==== Data lines

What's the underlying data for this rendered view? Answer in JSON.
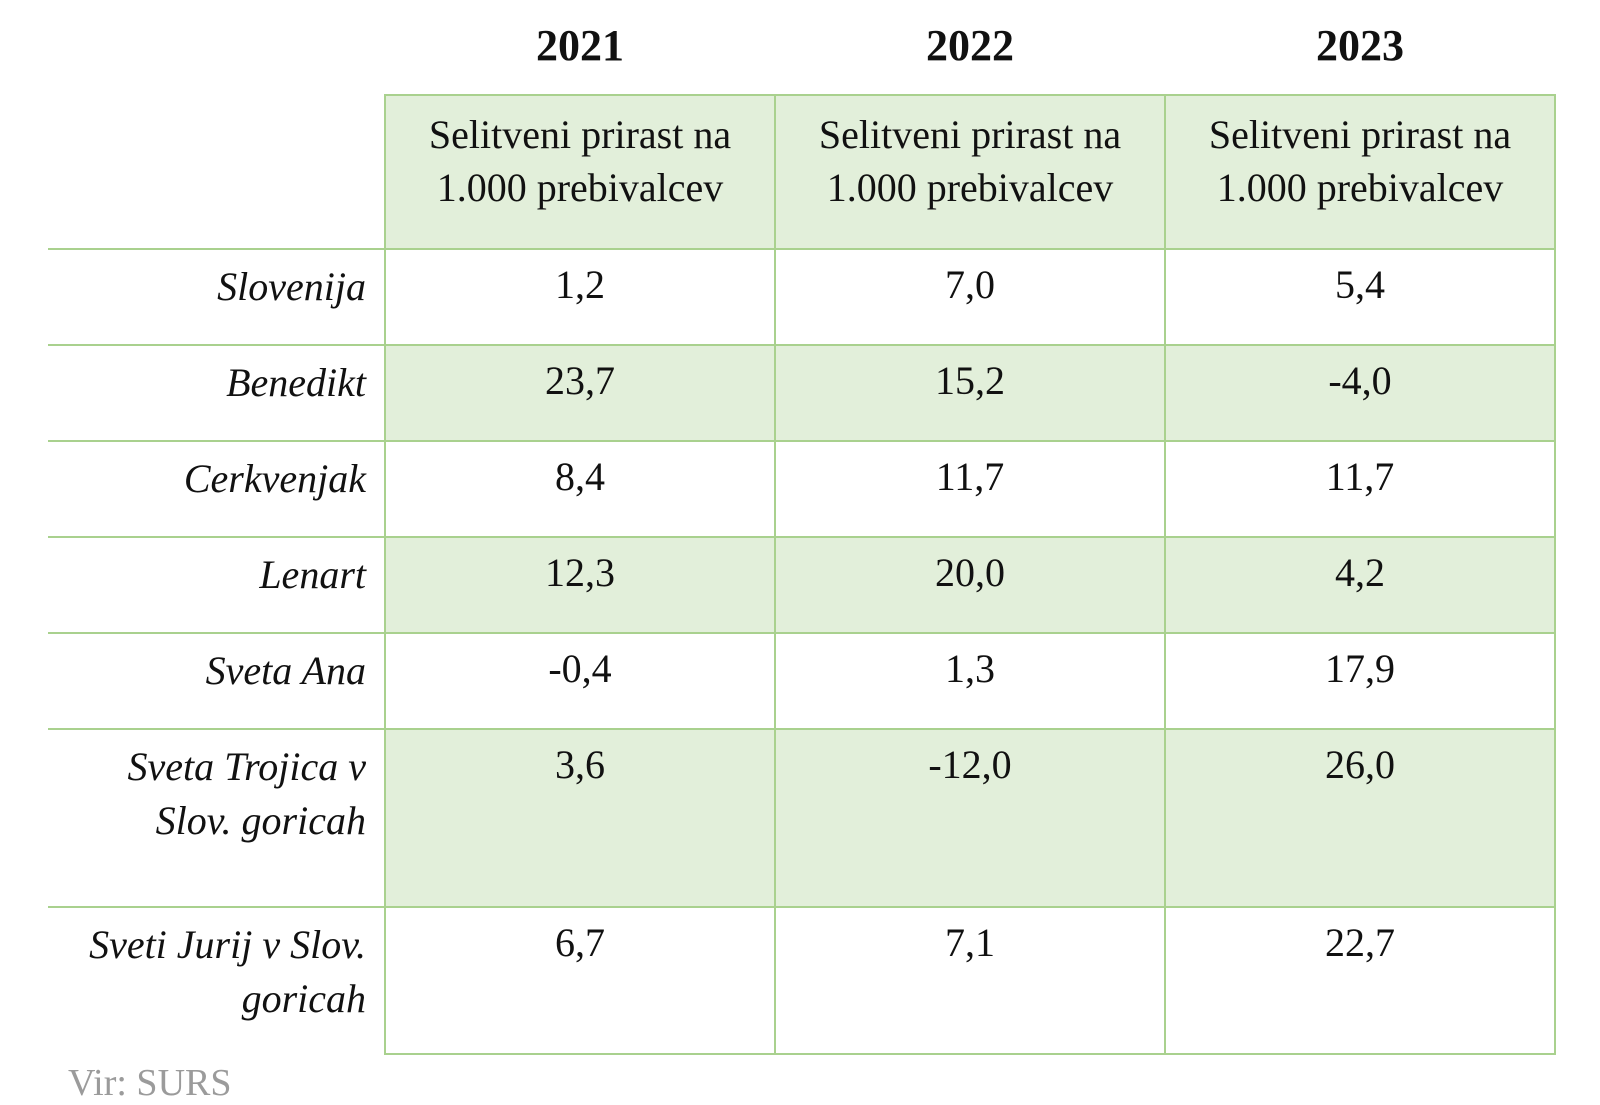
{
  "colors": {
    "row_fill_green": "#e2efda",
    "grid_border_green": "#a9d18e",
    "text_black": "#111111",
    "source_gray": "#9b9b9b"
  },
  "table": {
    "years": [
      "2021",
      "2022",
      "2023"
    ],
    "subheader": "Selitveni prirast na 1.000 prebivalcev",
    "rows": [
      {
        "label": "Slovenija",
        "values": [
          "1,2",
          "7,0",
          "5,4"
        ]
      },
      {
        "label": "Benedikt",
        "values": [
          "23,7",
          "15,2",
          "-4,0"
        ]
      },
      {
        "label": "Cerkvenjak",
        "values": [
          "8,4",
          "11,7",
          "11,7"
        ]
      },
      {
        "label": "Lenart",
        "values": [
          "12,3",
          "20,0",
          "4,2"
        ]
      },
      {
        "label": "Sveta Ana",
        "values": [
          "-0,4",
          "1,3",
          "17,9"
        ]
      },
      {
        "label": "Sveta Trojica v Slov. goricah",
        "values": [
          "3,6",
          "-12,0",
          "26,0"
        ]
      },
      {
        "label": "Sveti Jurij v Slov. goricah",
        "values": [
          "6,7",
          "7,1",
          "22,7"
        ]
      }
    ],
    "footer": "Vir: SURS"
  },
  "chart_data": {
    "type": "table",
    "title": "",
    "columns": [
      "2021",
      "2022",
      "2023"
    ],
    "column_subheader": "Selitveni prirast na 1.000 prebivalcev",
    "row_labels": [
      "Slovenija",
      "Benedikt",
      "Cerkvenjak",
      "Lenart",
      "Sveta Ana",
      "Sveta Trojica v Slov. goricah",
      "Sveti Jurij v Slov. goricah"
    ],
    "values": [
      [
        1.2,
        7.0,
        5.4
      ],
      [
        23.7,
        15.2,
        -4.0
      ],
      [
        8.4,
        11.7,
        11.7
      ],
      [
        12.3,
        20.0,
        4.2
      ],
      [
        -0.4,
        1.3,
        17.9
      ],
      [
        3.6,
        -12.0,
        26.0
      ],
      [
        6.7,
        7.1,
        22.7
      ]
    ],
    "decimal_separator": ",",
    "source": "Vir: SURS"
  }
}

========

* What is being asked:
Write the lines above out again exactly, without any of their pictures.

* Result of the task:
What's the underlying data for this rendered view? Answer in JSON.
{
  "colors": {
    "row_fill_green": "#e2efda",
    "grid_border_green": "#a9d18e",
    "text_black": "#111111",
    "source_gray": "#9b9b9b"
  },
  "table": {
    "years": [
      "2021",
      "2022",
      "2023"
    ],
    "subheader": "Selitveni prirast na 1.000 prebivalcev",
    "rows": [
      {
        "label": "Slovenija",
        "values": [
          "1,2",
          "7,0",
          "5,4"
        ]
      },
      {
        "label": "Benedikt",
        "values": [
          "23,7",
          "15,2",
          "-4,0"
        ]
      },
      {
        "label": "Cerkvenjak",
        "values": [
          "8,4",
          "11,7",
          "11,7"
        ]
      },
      {
        "label": "Lenart",
        "values": [
          "12,3",
          "20,0",
          "4,2"
        ]
      },
      {
        "label": "Sveta Ana",
        "values": [
          "-0,4",
          "1,3",
          "17,9"
        ]
      },
      {
        "label": "Sveta Trojica v Slov. goricah",
        "values": [
          "3,6",
          "-12,0",
          "26,0"
        ]
      },
      {
        "label": "Sveti Jurij v Slov. goricah",
        "values": [
          "6,7",
          "7,1",
          "22,7"
        ]
      }
    ],
    "footer": "Vir: SURS"
  },
  "chart_data": {
    "type": "table",
    "title": "",
    "columns": [
      "2021",
      "2022",
      "2023"
    ],
    "column_subheader": "Selitveni prirast na 1.000 prebivalcev",
    "row_labels": [
      "Slovenija",
      "Benedikt",
      "Cerkvenjak",
      "Lenart",
      "Sveta Ana",
      "Sveta Trojica v Slov. goricah",
      "Sveti Jurij v Slov. goricah"
    ],
    "values": [
      [
        1.2,
        7.0,
        5.4
      ],
      [
        23.7,
        15.2,
        -4.0
      ],
      [
        8.4,
        11.7,
        11.7
      ],
      [
        12.3,
        20.0,
        4.2
      ],
      [
        -0.4,
        1.3,
        17.9
      ],
      [
        3.6,
        -12.0,
        26.0
      ],
      [
        6.7,
        7.1,
        22.7
      ]
    ],
    "decimal_separator": ",",
    "source": "Vir: SURS"
  }
}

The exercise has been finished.